> [Job]: Give every entry again, word for word and in full.

════════════════════

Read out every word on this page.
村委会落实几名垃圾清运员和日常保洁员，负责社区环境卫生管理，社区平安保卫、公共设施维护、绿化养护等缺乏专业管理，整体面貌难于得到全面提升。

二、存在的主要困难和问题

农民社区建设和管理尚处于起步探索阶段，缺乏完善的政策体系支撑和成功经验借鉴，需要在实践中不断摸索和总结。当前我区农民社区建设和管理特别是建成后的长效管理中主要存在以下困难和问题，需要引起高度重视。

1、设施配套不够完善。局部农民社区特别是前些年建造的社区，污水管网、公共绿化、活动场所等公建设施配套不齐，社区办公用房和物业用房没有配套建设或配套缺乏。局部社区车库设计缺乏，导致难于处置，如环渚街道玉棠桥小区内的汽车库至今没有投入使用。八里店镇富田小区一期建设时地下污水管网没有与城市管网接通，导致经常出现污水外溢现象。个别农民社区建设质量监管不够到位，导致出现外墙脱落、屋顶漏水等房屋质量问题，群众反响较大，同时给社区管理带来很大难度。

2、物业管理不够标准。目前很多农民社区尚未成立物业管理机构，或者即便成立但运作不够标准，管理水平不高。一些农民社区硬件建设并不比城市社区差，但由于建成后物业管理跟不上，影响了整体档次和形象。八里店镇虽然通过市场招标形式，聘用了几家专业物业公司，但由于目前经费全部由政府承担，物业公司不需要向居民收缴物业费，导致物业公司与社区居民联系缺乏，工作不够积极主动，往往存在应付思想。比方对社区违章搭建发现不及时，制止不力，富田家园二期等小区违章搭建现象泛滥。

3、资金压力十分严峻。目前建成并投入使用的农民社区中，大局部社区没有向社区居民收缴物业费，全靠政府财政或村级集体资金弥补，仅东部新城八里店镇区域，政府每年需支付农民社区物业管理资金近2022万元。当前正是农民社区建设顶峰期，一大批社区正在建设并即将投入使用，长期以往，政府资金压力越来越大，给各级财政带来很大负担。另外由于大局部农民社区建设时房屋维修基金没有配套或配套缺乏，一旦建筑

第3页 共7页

════════════════════

> [Task solution]:
Read out every word on this page.
村委会落实几名垃圾清运员和日常保洁员，负责社区环境卫生管理，社区平安保卫、公共设施维护、绿化养护等缺乏专业管理，整体面貌难于得到全面提升。

二、存在的主要困难和问题

农民社区建设和管理尚处于起步探索阶段，缺乏完善的政策体系支撑和成功经验借鉴，需要在实践中不断摸索和总结。当前我区农民社区建设和管理特别是建成后的长效管理中主要存在以下困难和问题，需要引起高度重视。

1、设施配套不够完善。局部农民社区特别是前些年建造的社区，污水管网、公共绿化、活动场所等公建设施配套不齐，社区办公用房和物业用房没有配套建设或配套缺乏。局部社区车库设计缺乏，导致难于处置，如环渚街道玉棠桥小区内的汽车库至今没有投入使用。八里店镇富田小区一期建设时地下污水管网没有与城市管网接通，导致经常出现污水外溢现象。个别农民社区建设质量监管不够到位，导致出现外墙脱落、屋顶漏水等房屋质量问题，群众反响较大，同时给社区管理带来很大难度。

2、物业管理不够标准。目前很多农民社区尚未成立物业管理机构，或者即便成立但运作不够标准，管理水平不高。一些农民社区硬件建设并不比城市社区差，但由于建成后物业管理跟不上，影响了整体档次和形象。八里店镇虽然通过市场招标形式，聘用了几家专业物业公司，但由于目前经费全部由政府承担，物业公司不需要向居民收缴物业费，导致物业公司与社区居民联系缺乏，工作不够积极主动，往往存在应付思想。比方对社区违章搭建发现不及时，制止不力，富田家园二期等小区违章搭建现象泛滥。

3、资金压力十分严峻。目前建成并投入使用的农民社区中，大局部社区没有向社区居民收缴物业费，全靠政府财政或村级集体资金弥补，仅东部新城八里店镇区域，政府每年需支付农民社区物业管理资金近2022万元。当前正是农民社区建设顶峰期，一大批社区正在建设并即将投入使用，长期以往，政府资金压力越来越大，给各级财政带来很大负担。另外由于大局部农民社区建设时房屋维修基金没有配套或配套缺乏，一旦建筑

第3页 共7页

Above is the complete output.